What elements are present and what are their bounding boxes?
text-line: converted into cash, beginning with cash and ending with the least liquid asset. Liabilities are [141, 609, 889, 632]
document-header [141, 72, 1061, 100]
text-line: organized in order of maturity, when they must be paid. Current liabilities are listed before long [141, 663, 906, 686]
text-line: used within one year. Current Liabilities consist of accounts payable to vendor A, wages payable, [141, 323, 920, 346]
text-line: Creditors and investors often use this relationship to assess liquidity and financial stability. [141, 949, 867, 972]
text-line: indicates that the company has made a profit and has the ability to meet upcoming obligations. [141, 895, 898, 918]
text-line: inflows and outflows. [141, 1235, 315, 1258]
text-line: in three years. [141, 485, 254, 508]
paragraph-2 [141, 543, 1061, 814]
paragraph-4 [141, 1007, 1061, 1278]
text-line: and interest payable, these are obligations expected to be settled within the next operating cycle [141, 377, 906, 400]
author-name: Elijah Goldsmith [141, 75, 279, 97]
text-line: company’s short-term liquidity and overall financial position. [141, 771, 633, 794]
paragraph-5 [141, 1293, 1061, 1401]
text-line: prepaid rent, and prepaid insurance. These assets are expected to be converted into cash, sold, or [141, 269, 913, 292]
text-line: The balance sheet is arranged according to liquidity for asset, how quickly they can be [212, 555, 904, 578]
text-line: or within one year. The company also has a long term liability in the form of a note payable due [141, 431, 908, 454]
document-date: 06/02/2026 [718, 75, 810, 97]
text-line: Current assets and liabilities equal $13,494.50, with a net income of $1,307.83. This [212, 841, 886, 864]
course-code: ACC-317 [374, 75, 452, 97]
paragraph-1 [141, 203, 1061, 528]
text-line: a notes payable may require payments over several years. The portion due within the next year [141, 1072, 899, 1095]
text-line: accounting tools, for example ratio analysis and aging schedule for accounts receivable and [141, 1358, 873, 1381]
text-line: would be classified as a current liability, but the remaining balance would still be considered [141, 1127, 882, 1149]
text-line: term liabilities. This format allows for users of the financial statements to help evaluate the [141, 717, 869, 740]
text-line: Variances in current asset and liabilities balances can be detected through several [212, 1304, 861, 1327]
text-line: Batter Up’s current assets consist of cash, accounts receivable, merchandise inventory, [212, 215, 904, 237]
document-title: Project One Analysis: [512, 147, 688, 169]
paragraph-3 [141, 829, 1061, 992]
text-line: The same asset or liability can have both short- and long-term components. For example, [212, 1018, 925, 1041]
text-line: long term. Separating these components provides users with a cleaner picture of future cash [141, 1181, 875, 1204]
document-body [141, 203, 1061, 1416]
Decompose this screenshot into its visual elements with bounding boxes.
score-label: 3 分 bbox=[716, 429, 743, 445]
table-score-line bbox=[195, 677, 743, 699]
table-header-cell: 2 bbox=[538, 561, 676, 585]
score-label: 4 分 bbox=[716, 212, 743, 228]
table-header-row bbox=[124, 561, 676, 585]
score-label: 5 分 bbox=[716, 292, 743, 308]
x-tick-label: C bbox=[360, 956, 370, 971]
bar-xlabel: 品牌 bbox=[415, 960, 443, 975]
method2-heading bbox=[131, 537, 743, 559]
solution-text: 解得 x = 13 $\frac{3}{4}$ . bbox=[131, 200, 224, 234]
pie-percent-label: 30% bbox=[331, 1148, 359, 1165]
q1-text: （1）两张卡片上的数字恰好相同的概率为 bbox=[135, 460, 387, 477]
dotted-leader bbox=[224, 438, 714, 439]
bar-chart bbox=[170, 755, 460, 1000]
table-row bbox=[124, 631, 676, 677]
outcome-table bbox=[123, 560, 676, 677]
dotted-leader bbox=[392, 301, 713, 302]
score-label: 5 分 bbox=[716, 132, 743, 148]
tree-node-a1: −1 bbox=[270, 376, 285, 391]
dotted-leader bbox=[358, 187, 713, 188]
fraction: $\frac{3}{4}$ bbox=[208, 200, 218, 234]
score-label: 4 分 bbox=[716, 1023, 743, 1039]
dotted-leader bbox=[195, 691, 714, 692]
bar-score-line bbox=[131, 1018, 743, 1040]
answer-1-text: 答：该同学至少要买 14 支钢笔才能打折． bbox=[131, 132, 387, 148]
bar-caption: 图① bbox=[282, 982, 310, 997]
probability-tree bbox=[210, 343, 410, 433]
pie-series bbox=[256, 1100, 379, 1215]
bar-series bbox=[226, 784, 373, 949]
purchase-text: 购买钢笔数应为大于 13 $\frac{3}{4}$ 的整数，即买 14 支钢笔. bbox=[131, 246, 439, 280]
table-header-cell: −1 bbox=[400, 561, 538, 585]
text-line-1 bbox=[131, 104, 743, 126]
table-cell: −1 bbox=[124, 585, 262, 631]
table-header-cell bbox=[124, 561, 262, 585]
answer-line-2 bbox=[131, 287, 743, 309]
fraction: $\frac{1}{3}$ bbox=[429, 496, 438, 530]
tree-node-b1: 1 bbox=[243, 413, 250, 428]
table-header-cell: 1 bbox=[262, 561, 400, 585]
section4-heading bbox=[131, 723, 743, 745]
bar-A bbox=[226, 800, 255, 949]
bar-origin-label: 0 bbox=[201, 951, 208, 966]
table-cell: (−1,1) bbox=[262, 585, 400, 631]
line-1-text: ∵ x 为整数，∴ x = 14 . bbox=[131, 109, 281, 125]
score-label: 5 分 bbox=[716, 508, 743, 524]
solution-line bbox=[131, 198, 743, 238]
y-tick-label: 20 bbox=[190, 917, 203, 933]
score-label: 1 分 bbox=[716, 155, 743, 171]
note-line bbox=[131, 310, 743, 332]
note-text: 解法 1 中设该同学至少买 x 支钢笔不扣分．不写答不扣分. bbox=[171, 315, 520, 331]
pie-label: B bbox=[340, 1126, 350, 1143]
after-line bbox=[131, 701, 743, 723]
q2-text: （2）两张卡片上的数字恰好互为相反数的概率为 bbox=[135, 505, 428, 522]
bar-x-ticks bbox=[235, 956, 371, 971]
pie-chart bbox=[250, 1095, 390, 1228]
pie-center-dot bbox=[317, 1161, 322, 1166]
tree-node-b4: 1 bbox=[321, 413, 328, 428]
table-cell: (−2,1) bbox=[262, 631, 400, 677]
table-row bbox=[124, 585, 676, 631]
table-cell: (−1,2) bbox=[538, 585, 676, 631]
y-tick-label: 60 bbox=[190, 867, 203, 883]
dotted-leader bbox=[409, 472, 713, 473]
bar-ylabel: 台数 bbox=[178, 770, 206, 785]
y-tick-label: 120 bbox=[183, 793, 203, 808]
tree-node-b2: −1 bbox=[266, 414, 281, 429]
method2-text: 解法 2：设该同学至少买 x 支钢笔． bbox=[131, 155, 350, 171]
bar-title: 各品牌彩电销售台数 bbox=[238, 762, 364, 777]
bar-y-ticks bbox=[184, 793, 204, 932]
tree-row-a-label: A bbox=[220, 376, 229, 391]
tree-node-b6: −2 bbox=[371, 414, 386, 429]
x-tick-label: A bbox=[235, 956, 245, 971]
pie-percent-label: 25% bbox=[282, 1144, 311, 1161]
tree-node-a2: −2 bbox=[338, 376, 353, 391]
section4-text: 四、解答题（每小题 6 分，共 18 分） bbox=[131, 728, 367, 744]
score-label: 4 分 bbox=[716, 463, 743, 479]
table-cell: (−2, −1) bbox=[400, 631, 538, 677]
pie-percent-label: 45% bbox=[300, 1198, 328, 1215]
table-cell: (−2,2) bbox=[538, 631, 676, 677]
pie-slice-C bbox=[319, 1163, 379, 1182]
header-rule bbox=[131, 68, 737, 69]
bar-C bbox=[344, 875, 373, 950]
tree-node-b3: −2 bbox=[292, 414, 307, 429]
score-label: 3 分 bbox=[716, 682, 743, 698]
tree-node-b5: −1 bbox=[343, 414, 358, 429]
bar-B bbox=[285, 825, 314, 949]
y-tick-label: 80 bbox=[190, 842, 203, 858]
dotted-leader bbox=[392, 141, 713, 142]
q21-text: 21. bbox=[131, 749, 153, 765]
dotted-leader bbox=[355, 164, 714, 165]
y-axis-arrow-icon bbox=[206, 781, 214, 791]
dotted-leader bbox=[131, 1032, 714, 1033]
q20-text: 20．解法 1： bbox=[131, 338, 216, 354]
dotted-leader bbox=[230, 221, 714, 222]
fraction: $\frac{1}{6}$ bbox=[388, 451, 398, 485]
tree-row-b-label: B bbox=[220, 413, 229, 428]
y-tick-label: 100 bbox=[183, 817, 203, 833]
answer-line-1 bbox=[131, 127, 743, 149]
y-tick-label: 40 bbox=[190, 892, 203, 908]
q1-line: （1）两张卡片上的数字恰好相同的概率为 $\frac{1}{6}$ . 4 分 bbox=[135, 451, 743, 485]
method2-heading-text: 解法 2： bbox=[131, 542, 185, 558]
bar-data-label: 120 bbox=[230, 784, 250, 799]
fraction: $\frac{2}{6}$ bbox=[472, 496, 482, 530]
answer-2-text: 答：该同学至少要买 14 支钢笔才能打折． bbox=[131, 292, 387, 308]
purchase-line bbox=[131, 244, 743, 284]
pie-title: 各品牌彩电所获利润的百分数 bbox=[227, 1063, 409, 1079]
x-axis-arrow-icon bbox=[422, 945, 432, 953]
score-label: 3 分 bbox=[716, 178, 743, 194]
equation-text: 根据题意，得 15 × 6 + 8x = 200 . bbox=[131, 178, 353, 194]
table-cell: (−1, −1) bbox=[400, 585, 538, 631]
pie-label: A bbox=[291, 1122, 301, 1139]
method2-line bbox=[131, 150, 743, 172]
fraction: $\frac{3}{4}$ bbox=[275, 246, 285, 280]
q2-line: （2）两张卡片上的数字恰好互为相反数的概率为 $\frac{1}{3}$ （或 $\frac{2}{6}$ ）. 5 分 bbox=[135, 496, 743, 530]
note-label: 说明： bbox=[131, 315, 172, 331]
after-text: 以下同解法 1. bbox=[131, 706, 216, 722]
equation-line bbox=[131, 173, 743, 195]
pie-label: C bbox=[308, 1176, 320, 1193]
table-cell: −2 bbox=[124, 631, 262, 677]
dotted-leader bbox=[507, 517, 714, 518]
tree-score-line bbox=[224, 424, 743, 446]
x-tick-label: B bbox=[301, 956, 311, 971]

EXERCISE DETAILS :: Reproduce verbatim the lines of the entries from the beginning through the line containing "text-line: accounting tools, for", including that line.

COMPLETED TASK ::
What elements are present and what are their bounding boxes?
text-line: converted into cash, beginning with cash and ending with the least liquid asset. Liabilities are [141, 609, 889, 632]
document-header [141, 72, 1061, 100]
text-line: organized in order of maturity, when they must be paid. Current liabilities are listed before long [141, 663, 906, 686]
text-line: used within one year. Current Liabilities consist of accounts payable to vendor A, wages payable, [141, 323, 920, 346]
text-line: Creditors and investors often use this relationship to assess liquidity and financial stability. [141, 949, 867, 972]
text-line: indicates that the company has made a profit and has the ability to meet upcoming obligations. [141, 895, 898, 918]
text-line: inflows and outflows. [141, 1235, 315, 1258]
text-line: in three years. [141, 485, 254, 508]
paragraph-2 [141, 543, 1061, 814]
paragraph-4 [141, 1007, 1061, 1278]
text-line: and interest payable, these are obligations expected to be settled within the next operating cycle [141, 377, 906, 400]
author-name: Elijah Goldsmith [141, 75, 279, 97]
text-line: company’s short-term liquidity and overall financial position. [141, 771, 633, 794]
paragraph-5 [141, 1293, 1061, 1401]
text-line: prepaid rent, and prepaid insurance. These assets are expected to be converted into cash, sold, or [141, 269, 913, 292]
text-line: The balance sheet is arranged according to liquidity for asset, how quickly they can be [212, 555, 904, 578]
text-line: or within one year. The company also has a long term liability in the form of a note payable due [141, 431, 908, 454]
document-date: 06/02/2026 [718, 75, 810, 97]
text-line: Current assets and liabilities equal $13,494.50, with a net income of $1,307.83. This [212, 841, 886, 864]
course-code: ACC-317 [374, 75, 452, 97]
paragraph-1 [141, 203, 1061, 528]
text-line: a notes payable may require payments over several years. The portion due within the next year [141, 1072, 899, 1095]
text-line: accounting tools, for example ratio analysis and aging schedule for accounts receivable and [141, 1358, 873, 1381]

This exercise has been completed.